▸ Document source:

┄┄┄┄┄┄┄┄┄┄┄┄┄┄┄┄┄┄┄┄

Ettore Sottsass : « Tout est design, c'est une fatalité »

Le créateur de meubles et d'objets, mais aussi de maisons, s'explique sur sa démarche et la relation du design et de l'art.


Dans les rues du Vieux Milan, les dalles de grès se déchaussent, mais les tramways passent tout de même. Maison patricienne, bel escalier. Dans le calme studieux de l'agence où il retrouve chaque jour son équipe de quelques architectes, Ettore Sottsass nous reçoit. Le geste ample cherche toujours la feuille et le crayon, les cheveux sont tirés et noués sur la nuque. Le gourou des années 1980, qui remuait le paysage du design en réunissant autour de lui, à 60 ans passés, des jeunes professionnels prêts à reconsidérer leur discipline d'un œil neuf, a toujours la bonne distance. Celle d'un créateur à l'écoute de l'univers, au-delà des salons et des galeries, pour qui la forme n'est pas un geste gratuit.

Pour vous, Ettore Sottsass, le futur n'existe pas. On ne construit pas pour l'avenir. Quoi de neuf, ici et maintenant ? 

L'information la plus étonnante c'est qu'en septembre j'aurai 88 ans, c'est beaucoup. Comme toutes les personnes un peu vieilles, je me demande comment continuer à exister. Parfois, j'ai l'impression d'usurper le temps...

Vous dites cela depuis longtemps déjà. 

Oui, ce monde de la rapidité est de plus en plus difficile à déchiffrer : les informations sont si nombreuses et tellement insistantes qu'on ne distingue plus le vrai du faux, l'important du futile. Toutes les nouvelles sont déformées, tout est ambiguïté. Le monde marche contre lui-même.

Vous avez très tôt voyagé et travaillé aux États-Unis. Comment cela a-t-il changé votre regard sur l'Europe ? 

J'ai vécu aux États-Unis de longues périodes. La première fois, c'était en 1956. J'y ai découvert la culture industrielle, au sens anthropologique. Dans l'Italie des années 1950, il y avait des industries lourdes, des canons, des camions... Mais ce n'était pas une société industrielle. Si on voulait une table, il fallait aller chez le menuisier, si on voulait un costume, on allait chez le tailleur.

Qu'avez-vous appris de l'Amérique et que, indirectement, l'on retrouve dans les créations de la période Memphis, le groupe d'architectes que vous avez rassemblés à Milan, à partir de 1981 ? 

C'est une question difficile. Jusque-là, le décor de nos vies était fait de main d'homme. Bois, plâtre, stuc, carton, étoffes. En Amérique, le paysage était un mélange complètement nouveau de matériaux extra-humains : cristal, chrome, aluminium. Un collage de produits industriels, de couleurs variées. D'où notre recherche, avec Memphis, de créer des rapprochements de textures quasi typographiques.

Vous aviez pourtant un paysage en Italie ?

┄┄┄┄┄┄┄┄┄┄┄┄┄┄┄┄┄┄┄┄

▸ Liste des tâches:
[A] D'après l'entretien avec Ettore Sottsass, en quelle année a-t-il vécu aux États-Unis pour la première fois ?
[B] Reproduisez à l'identique le passage de l'entretien avec Ettore Sottsass qui va de « Dans les rues » jusqu'à « un geste gratuit. ».

▸ Section des données:
┄┄┄┄┄┄┄┄┄┄┄┄┄┄┄┄┄┄┄┄

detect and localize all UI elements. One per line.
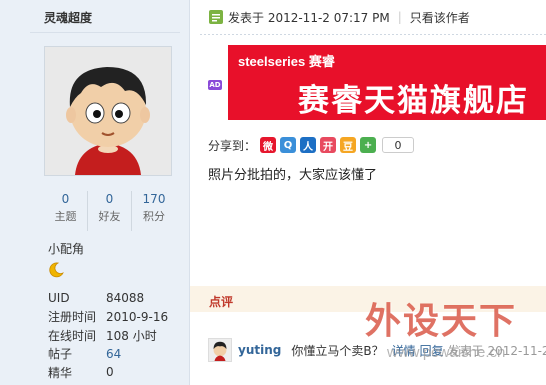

┄┄┄┄┄┄┄┄┄┄┄┄┄┄┄┄┄┄┄┄

▸ Résultats par tâche:
[A] En 1956.

[B]
Dans les rues du Vieux Milan, les dalles de grès se déchaussent, mais les tramways passent tout de même. Maison patricienne, bel escalier. Dans le calme studieux de l'agence où il retrouve chaque jour son équipe de quelques architectes, Ettore Sottsass nous reçoit. Le geste ample cherche toujours la feuille et le crayon, les cheveux sont tirés et noués sur la nuque. Le gourou des années 1980, qui remuait le paysage du design en réunissant autour de lui, à 60 ans passés, des jeunes professionnels prêts à reconsidérer leur discipline d'un œil neuf, a toujours la bonne distance. Celle d'un créateur à l'écoute de l'univers, au-delà des salons et des galeries, pour qui la forme n'est pas un geste gratuit.